Extracted data entries.
>>>>>

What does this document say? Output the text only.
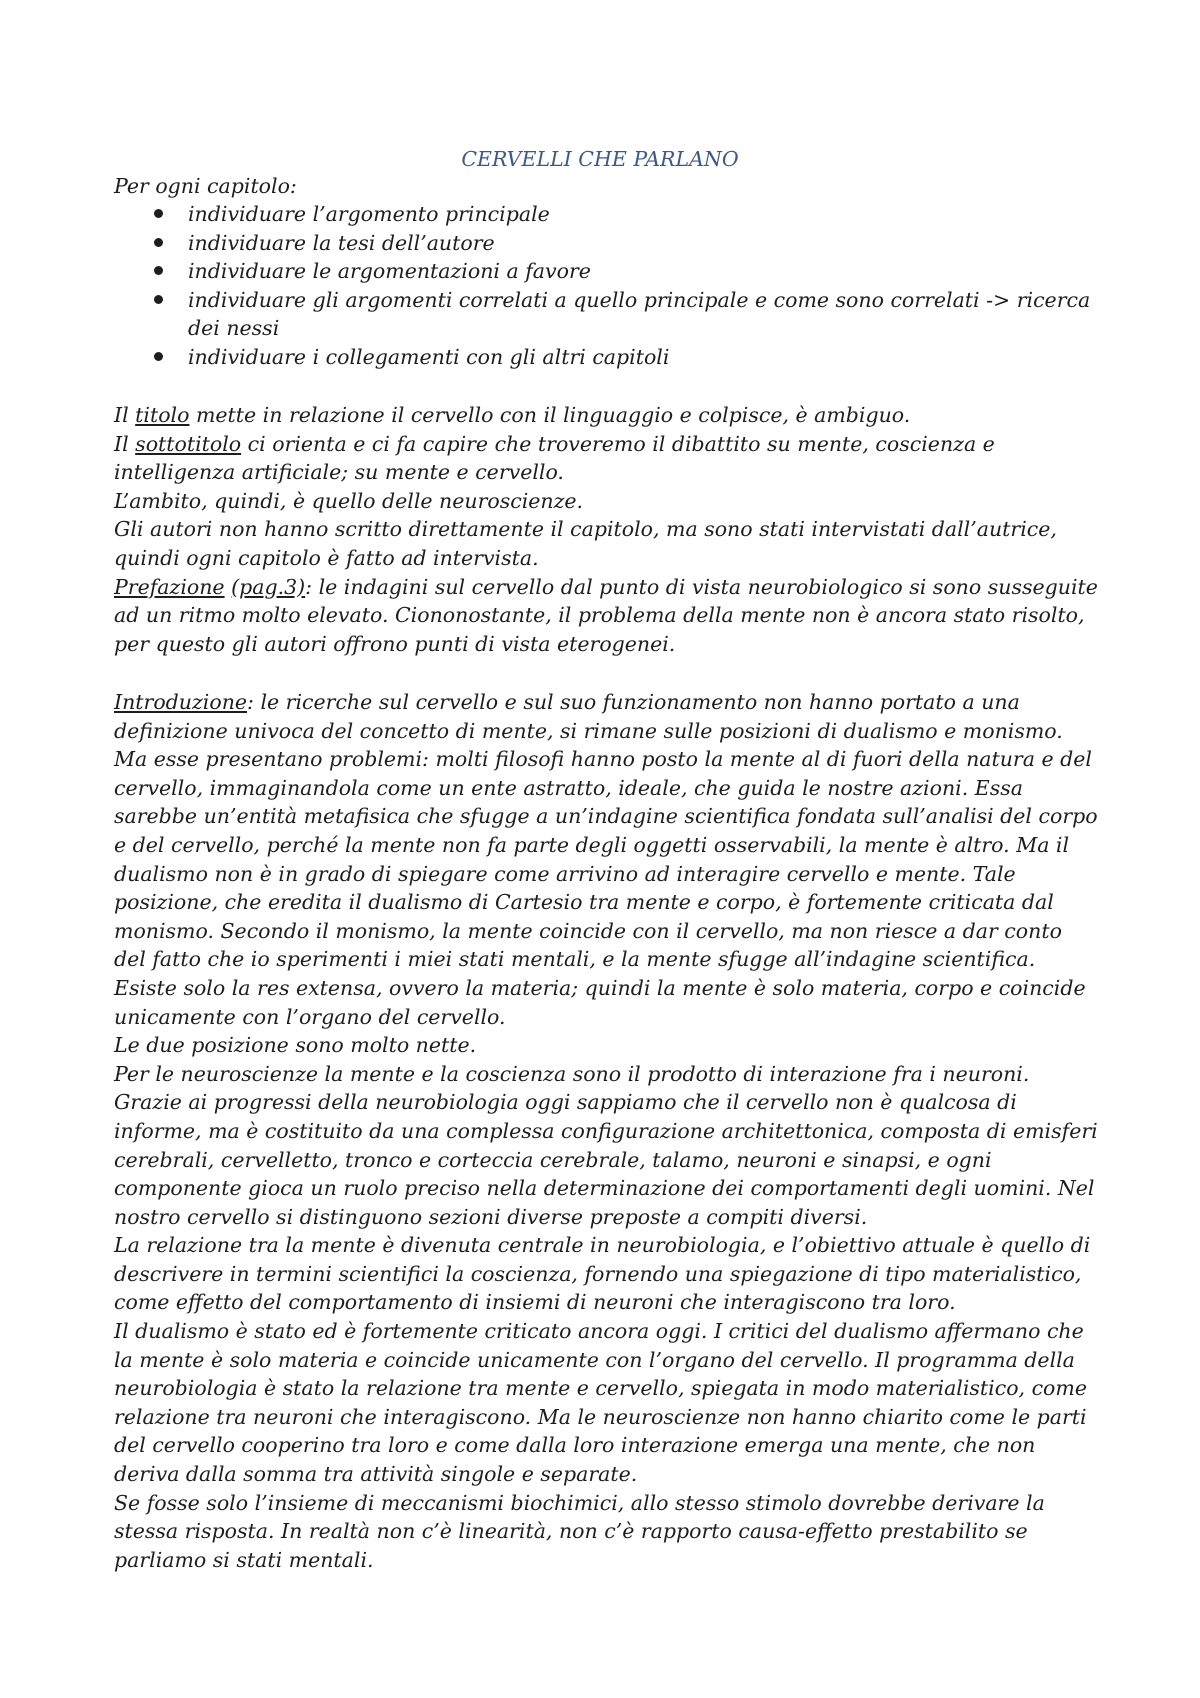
CERVELLI CHE PARLANO
Per ogni capitolo:
individuare l’argomento principale
individuare la tesi dell’autore
individuare le argomentazioni a favore
individuare gli argomenti correlati a quello principale e come sono correlati -> ricerca dei nessi
individuare i collegamenti con gli altri capitoli

Il titolo mette in relazione il cervello con il linguaggio e colpisce, è ambiguo.

Il sottotitolo ci orienta e ci fa capire che troveremo il dibattito su mente, coscienza e intelligenza artificiale; su mente e cervello.

L’ambito, quindi, è quello delle neuroscienze.

Gli autori non hanno scritto direttamente il capitolo, ma sono stati intervistati dall’autrice, quindi ogni capitolo è fatto ad intervista.

Prefazione (pag.3): le indagini sul cervello dal punto di vista neurobiologico si sono susseguite ad un ritmo molto elevato. Ciononostante, il problema della mente non è ancora stato risolto, per questo gli autori offrono punti di vista eterogenei.

Introduzione: le ricerche sul cervello e sul suo funzionamento non hanno portato a una definizione univoca del concetto di mente, si rimane sulle posizioni di dualismo e monismo.

Ma esse presentano problemi: molti filosofi hanno posto la mente al di fuori della natura e del cervello, immaginandola come un ente astratto, ideale, che guida le nostre azioni. Essa sarebbe un’entità metafisica che sfugge a un’indagine scientifica fondata sull’analisi del corpo e del cervello, perché la mente non fa parte degli oggetti osservabili, la mente è altro. Ma il dualismo non è in grado di spiegare come arrivino ad interagire cervello e mente. Tale posizione, che eredita il dualismo di Cartesio tra mente e corpo, è fortemente criticata dal monismo. Secondo il monismo, la mente coincide con il cervello, ma non riesce a dar conto del fatto che io sperimenti i miei stati mentali, e la mente sfugge all’indagine scientifica.

Esiste solo la res extensa, ovvero la materia; quindi la mente è solo materia, corpo e coincide unicamente con l’organo del cervello.

Le due posizione sono molto nette.

Per le neuroscienze la mente e la coscienza sono il prodotto di interazione fra i neuroni.

Grazie ai progressi della neurobiologia oggi sappiamo che il cervello non è qualcosa di informe, ma è costituito da una complessa configurazione architettonica, composta di emisferi cerebrali, cervelletto, tronco e corteccia cerebrale, talamo, neuroni e sinapsi, e ogni componente gioca un ruolo preciso nella determinazione dei comportamenti degli uomini. Nel nostro cervello si distinguono sezioni diverse preposte a compiti diversi.

La relazione tra la mente è divenuta centrale in neurobiologia, e l’obiettivo attuale è quello di descrivere in termini scientifici la coscienza, fornendo una spiegazione di tipo materialistico, come effetto del comportamento di insiemi di neuroni che interagiscono tra loro.

Il dualismo è stato ed è fortemente criticato ancora oggi. I critici del dualismo affermano che la mente è solo materia e coincide unicamente con l’organo del cervello. Il programma della neurobiologia è stato la relazione tra mente e cervello, spiegata in modo materialistico, come relazione tra neuroni che interagiscono. Ma le neuroscienze non hanno chiarito come le parti del cervello cooperino tra loro e come dalla loro interazione emerga una mente, che non deriva dalla somma tra attività singole e separate.

Se fosse solo l’insieme di meccanismi biochimici, allo stesso stimolo dovrebbe derivare la stessa risposta. In realtà non c’è linearità, non c’è rapporto causa-effetto prestabilito se parliamo si stati mentali.
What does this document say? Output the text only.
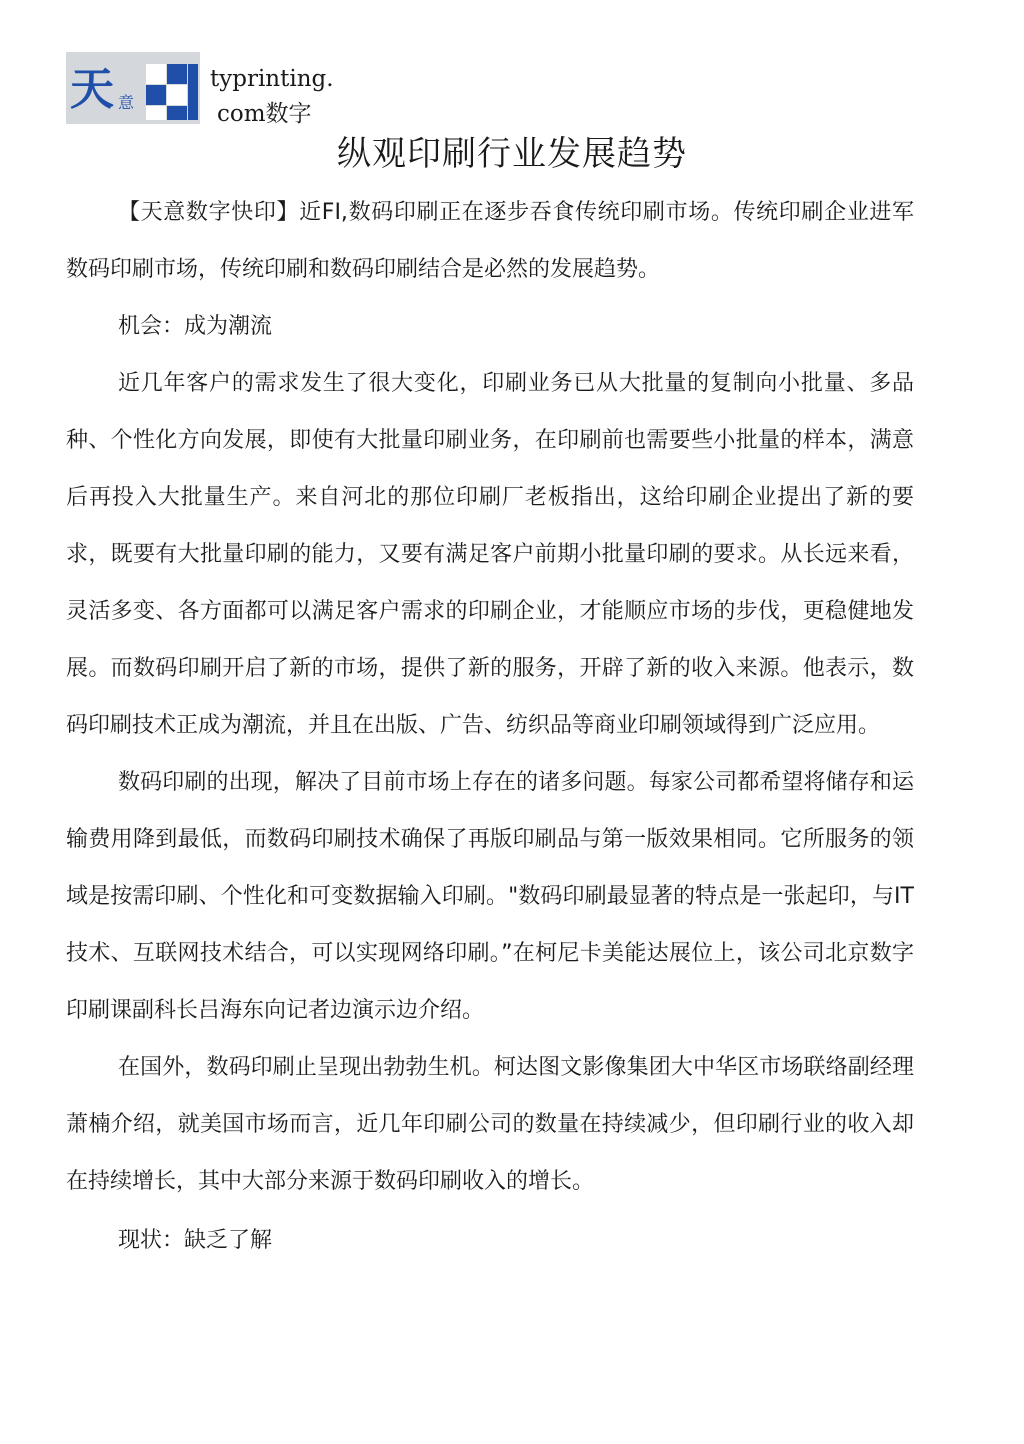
天 意
typrinting.
com数字
纵观印刷行业发展趋势

【天意数字快印】近FI,数码印刷正在逐步吞食传统印刷市场。传统印刷企业进军数码印刷市场，传统印刷和数码印刷结合是必然的发展趋势。

机会：成为潮流

近几年客户的需求发生了很大变化，印刷业务已从大批量的复制向小批量、多品种、个性化方向发展，即使有大批量印刷业务，在印刷前也需要些小批量的样本，满意后再投入大批量生产。来自河北的那位印刷厂老板指出，这给印刷企业提出了新的要求，既要有大批量印刷的能力，又要有满足客户前期小批量印刷的要求。从长远来看，灵活多变、各方面都可以满足客户需求的印刷企业，才能顺应市场的步伐，更稳健地发展。而数码印刷开启了新的市场，提供了新的服务，开辟了新的收入来源。他表示，数码印刷技术正成为潮流，并且在出版、广告、纺织品等商业印刷领域得到广泛应用。

数码印刷的出现，解决了目前市场上存在的诸多问题。每家公司都希望将储存和运输费用降到最低，而数码印刷技术确保了再版印刷品与第一版效果相同。它所服务的领域是按需印刷、个性化和可变数据输入印刷。"数码印刷最显著的特点是一张起印，与IT技术、互联网技术结合，可以实现网络印刷。”在柯尼卡美能达展位上，该公司北京数字印刷课副科长吕海东向记者边演示边介绍。

在国外，数码印刷止呈现出勃勃生机。柯达图文影像集团大中华区市场联络副经理萧楠介绍，就美国市场而言，近几年印刷公司的数量在持续减少，但印刷行业的收入却在持续增长，其中大部分来源于数码印刷收入的增长。

现状：缺乏了解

<<<<<

What this task involves. Which lines hold the word "coscienza"? Show each one.

Answer below.
Il sottotitolo ci orienta e ci fa capire che troveremo il dibattito su mente, coscienza e intelligenza artificiale; su mente e cervello.
Per le neuroscienze la mente e la coscienza sono il prodotto di interazione fra i neuroni.
La relazione tra la mente è divenuta centrale in neurobiologia, e l’obiettivo attuale è quello di descrivere in termini scientifici la coscienza, fornendo una spiegazione di tipo materialistico, come effetto del comportamento di insiemi di neuroni che interagiscono tra loro.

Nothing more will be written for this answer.